Locate the lines of the listing below that hold "Android", then copy each of them.

───── MATERIAL PROVIDED

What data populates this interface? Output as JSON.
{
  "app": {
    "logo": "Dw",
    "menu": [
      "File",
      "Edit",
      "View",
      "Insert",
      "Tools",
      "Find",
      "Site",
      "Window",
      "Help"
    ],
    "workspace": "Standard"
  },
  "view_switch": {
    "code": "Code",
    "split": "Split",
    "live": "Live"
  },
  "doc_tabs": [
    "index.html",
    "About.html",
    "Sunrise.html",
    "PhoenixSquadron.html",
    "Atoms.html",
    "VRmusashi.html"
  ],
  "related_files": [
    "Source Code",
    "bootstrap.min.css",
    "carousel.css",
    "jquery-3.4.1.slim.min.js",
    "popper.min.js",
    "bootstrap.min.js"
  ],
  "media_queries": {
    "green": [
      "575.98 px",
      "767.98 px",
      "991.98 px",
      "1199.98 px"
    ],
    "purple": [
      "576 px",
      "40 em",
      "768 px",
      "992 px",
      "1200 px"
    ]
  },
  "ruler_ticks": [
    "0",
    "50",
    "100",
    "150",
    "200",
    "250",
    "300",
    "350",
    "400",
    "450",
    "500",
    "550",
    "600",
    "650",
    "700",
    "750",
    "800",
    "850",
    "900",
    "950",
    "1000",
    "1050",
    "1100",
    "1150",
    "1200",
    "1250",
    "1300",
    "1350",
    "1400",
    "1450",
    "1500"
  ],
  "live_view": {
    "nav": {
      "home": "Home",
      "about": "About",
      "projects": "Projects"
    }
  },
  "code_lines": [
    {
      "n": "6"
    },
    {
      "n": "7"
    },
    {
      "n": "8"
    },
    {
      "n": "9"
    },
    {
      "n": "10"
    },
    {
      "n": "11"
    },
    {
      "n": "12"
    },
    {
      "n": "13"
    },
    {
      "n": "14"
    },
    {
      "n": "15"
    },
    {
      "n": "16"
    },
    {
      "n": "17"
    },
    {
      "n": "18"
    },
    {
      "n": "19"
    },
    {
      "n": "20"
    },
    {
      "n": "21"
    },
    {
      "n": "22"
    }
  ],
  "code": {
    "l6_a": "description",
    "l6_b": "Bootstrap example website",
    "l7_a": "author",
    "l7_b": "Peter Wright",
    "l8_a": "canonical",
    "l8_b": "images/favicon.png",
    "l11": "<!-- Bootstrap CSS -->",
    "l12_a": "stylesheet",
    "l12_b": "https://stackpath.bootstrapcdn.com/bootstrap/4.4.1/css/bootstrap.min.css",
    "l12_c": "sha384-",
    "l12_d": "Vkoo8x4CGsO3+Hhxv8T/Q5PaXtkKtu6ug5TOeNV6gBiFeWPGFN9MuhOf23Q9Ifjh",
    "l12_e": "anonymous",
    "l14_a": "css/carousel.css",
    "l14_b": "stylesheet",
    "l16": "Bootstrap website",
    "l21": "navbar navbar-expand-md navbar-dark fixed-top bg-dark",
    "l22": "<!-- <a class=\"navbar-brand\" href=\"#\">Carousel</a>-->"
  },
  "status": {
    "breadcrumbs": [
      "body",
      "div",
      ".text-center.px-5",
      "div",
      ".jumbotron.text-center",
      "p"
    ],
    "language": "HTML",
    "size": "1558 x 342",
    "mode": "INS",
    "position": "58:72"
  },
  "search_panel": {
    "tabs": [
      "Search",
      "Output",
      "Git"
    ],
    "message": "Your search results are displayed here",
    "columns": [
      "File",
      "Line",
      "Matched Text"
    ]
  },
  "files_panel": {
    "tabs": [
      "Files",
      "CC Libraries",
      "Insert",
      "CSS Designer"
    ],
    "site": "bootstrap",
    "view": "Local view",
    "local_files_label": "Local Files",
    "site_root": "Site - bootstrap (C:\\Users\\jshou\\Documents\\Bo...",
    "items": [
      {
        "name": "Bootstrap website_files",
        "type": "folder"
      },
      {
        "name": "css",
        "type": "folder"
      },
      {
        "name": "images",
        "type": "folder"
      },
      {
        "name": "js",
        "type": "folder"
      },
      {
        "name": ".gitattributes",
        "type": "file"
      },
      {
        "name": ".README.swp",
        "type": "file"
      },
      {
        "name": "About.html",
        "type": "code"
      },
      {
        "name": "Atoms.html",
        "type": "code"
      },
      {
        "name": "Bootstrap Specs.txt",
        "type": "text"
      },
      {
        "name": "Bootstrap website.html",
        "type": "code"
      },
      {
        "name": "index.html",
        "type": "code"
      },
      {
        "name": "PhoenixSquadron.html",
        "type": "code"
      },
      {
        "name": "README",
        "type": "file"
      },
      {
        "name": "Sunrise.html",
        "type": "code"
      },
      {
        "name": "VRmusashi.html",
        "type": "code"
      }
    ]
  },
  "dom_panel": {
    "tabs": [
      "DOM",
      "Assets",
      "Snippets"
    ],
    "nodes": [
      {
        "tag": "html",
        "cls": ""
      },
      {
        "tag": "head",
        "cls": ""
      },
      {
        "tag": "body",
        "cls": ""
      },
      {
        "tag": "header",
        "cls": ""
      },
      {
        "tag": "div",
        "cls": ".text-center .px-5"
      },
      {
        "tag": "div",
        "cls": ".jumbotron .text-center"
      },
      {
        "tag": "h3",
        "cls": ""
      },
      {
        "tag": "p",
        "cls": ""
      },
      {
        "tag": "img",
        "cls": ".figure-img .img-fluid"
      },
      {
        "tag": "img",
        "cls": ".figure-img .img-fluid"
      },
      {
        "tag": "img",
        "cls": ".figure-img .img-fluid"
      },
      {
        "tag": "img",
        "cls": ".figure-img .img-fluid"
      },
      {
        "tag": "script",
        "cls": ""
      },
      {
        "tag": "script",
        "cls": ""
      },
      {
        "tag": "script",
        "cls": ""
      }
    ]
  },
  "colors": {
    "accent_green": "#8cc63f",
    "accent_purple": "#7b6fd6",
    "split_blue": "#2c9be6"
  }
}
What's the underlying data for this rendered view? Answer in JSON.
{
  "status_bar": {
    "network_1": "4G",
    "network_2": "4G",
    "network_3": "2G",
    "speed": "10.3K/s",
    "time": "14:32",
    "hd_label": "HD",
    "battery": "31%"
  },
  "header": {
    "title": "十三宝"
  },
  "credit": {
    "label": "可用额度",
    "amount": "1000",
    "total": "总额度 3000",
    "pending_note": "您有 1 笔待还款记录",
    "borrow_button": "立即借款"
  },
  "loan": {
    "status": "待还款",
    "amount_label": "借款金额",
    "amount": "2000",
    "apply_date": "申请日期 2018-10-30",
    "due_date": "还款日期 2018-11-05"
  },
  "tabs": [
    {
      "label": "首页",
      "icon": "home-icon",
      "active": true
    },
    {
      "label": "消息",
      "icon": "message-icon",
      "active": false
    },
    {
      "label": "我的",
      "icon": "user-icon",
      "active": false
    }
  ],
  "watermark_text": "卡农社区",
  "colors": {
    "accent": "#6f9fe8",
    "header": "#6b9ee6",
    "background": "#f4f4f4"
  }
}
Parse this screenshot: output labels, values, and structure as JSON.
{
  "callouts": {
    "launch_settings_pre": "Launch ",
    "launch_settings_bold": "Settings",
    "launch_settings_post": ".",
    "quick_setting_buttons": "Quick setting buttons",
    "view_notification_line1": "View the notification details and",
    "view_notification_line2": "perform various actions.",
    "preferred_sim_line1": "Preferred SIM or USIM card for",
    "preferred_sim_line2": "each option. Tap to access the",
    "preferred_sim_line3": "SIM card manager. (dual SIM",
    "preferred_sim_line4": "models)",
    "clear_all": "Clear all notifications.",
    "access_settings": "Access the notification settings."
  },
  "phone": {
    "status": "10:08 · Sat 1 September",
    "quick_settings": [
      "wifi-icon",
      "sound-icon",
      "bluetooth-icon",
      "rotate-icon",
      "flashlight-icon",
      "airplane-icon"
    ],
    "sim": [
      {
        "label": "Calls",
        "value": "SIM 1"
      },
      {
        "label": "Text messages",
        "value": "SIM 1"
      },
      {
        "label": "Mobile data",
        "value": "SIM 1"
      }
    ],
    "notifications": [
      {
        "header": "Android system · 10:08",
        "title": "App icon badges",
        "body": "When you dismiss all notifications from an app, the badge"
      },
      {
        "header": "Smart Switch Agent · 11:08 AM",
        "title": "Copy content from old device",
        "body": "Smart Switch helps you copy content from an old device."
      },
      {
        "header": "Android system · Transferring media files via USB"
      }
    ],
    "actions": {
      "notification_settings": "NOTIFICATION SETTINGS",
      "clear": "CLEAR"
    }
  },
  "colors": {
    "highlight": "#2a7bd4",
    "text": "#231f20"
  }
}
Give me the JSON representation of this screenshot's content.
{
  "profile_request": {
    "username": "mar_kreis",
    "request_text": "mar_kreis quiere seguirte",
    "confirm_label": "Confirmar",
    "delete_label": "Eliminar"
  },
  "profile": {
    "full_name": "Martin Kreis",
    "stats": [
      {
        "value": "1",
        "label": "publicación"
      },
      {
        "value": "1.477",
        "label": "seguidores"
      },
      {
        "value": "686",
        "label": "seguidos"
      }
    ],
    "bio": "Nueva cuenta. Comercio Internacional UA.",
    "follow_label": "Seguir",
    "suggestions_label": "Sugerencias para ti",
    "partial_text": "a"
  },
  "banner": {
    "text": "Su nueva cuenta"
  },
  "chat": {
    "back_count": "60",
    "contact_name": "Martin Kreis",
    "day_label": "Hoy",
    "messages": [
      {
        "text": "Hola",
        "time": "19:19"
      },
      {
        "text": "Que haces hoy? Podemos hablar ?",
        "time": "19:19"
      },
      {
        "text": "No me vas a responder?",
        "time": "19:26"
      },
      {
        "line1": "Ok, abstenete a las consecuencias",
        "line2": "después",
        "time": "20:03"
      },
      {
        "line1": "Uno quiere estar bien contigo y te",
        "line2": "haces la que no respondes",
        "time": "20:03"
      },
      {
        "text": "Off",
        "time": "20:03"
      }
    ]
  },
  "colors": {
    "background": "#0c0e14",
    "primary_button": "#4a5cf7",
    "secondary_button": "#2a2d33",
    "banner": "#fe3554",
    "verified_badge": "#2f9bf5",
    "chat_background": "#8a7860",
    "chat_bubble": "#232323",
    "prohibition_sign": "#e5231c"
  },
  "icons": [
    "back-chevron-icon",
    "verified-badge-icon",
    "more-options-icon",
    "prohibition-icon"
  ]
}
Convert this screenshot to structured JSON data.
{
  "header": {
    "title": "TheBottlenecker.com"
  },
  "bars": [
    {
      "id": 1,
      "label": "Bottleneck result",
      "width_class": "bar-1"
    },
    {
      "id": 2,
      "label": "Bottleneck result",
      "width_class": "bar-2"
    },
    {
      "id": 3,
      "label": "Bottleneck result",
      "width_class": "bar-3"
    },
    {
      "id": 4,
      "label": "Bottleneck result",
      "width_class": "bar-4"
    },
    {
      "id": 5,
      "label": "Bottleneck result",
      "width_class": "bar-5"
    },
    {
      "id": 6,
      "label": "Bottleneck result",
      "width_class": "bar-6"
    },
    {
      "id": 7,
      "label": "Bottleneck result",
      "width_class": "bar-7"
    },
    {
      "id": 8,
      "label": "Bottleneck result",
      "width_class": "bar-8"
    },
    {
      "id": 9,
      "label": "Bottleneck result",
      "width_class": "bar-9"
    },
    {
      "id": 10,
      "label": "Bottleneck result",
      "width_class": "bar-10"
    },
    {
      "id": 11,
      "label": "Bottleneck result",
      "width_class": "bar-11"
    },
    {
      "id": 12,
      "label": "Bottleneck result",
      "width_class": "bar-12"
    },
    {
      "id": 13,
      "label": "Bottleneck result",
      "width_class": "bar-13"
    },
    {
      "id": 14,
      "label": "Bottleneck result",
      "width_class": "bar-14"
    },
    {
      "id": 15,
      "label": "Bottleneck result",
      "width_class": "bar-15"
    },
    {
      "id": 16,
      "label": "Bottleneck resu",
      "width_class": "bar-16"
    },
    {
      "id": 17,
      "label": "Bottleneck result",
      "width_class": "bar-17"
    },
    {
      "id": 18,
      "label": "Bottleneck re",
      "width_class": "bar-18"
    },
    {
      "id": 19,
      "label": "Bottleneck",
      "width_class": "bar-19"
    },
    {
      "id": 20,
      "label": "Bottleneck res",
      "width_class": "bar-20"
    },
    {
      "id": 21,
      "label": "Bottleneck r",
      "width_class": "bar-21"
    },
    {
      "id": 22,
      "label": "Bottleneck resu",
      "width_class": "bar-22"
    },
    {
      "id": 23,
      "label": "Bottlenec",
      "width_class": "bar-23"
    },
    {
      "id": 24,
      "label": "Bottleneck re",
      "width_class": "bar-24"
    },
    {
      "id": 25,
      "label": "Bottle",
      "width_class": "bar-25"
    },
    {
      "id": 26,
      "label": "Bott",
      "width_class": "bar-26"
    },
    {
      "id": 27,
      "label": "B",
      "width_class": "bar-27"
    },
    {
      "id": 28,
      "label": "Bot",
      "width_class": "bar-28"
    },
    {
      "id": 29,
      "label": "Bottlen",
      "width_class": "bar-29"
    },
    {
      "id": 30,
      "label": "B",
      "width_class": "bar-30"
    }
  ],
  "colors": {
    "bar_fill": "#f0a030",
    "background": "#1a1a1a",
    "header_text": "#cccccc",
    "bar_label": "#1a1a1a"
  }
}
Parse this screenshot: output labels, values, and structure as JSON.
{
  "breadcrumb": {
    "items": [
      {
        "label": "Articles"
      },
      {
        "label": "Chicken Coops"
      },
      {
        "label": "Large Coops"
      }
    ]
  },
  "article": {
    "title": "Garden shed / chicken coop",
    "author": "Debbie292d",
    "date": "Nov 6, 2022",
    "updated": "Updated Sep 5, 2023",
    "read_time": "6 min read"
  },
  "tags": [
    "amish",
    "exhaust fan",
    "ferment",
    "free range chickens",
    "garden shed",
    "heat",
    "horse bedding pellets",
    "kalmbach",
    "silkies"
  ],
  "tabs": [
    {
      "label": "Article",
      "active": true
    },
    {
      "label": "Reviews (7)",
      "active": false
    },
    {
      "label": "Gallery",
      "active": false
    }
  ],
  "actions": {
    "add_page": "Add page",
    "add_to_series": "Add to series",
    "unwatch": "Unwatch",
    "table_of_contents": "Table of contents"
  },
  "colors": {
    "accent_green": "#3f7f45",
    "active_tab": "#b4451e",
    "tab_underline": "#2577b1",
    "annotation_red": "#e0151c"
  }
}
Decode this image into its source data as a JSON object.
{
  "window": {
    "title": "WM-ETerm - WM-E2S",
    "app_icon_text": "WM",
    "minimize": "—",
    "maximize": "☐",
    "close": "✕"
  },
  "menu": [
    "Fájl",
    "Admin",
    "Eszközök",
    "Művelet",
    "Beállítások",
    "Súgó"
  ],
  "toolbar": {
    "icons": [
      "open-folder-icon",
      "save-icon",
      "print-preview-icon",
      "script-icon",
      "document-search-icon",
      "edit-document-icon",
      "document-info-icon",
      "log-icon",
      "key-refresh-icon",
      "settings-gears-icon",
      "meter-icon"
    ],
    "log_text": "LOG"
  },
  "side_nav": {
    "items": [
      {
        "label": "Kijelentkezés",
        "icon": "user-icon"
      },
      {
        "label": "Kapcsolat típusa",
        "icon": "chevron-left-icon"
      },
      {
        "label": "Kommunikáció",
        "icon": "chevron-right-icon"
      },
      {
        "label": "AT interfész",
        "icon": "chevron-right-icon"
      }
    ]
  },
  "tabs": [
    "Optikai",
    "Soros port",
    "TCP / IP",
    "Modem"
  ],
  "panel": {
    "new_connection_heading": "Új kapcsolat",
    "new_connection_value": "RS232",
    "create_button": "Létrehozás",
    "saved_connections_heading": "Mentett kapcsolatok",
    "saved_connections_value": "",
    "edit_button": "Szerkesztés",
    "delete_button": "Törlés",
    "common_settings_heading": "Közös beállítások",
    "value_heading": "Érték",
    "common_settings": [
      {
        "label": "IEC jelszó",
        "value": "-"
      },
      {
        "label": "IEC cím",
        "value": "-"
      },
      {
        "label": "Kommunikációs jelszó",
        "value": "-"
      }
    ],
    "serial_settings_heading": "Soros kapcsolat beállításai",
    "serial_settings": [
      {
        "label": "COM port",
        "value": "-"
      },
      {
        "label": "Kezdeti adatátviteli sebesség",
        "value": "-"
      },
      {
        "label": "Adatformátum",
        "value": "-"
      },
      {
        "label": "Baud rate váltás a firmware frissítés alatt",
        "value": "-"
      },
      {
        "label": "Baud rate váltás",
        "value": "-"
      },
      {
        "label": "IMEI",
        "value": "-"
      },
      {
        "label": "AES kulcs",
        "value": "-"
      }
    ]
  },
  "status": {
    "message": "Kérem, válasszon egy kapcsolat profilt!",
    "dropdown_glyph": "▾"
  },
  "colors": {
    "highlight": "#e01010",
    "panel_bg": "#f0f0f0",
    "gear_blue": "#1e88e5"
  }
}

──────────

### RESULT FOR THIS EXERCISE
        "header": "Android system · 10:08",
        "header": "Android system · Transferring media files via USB"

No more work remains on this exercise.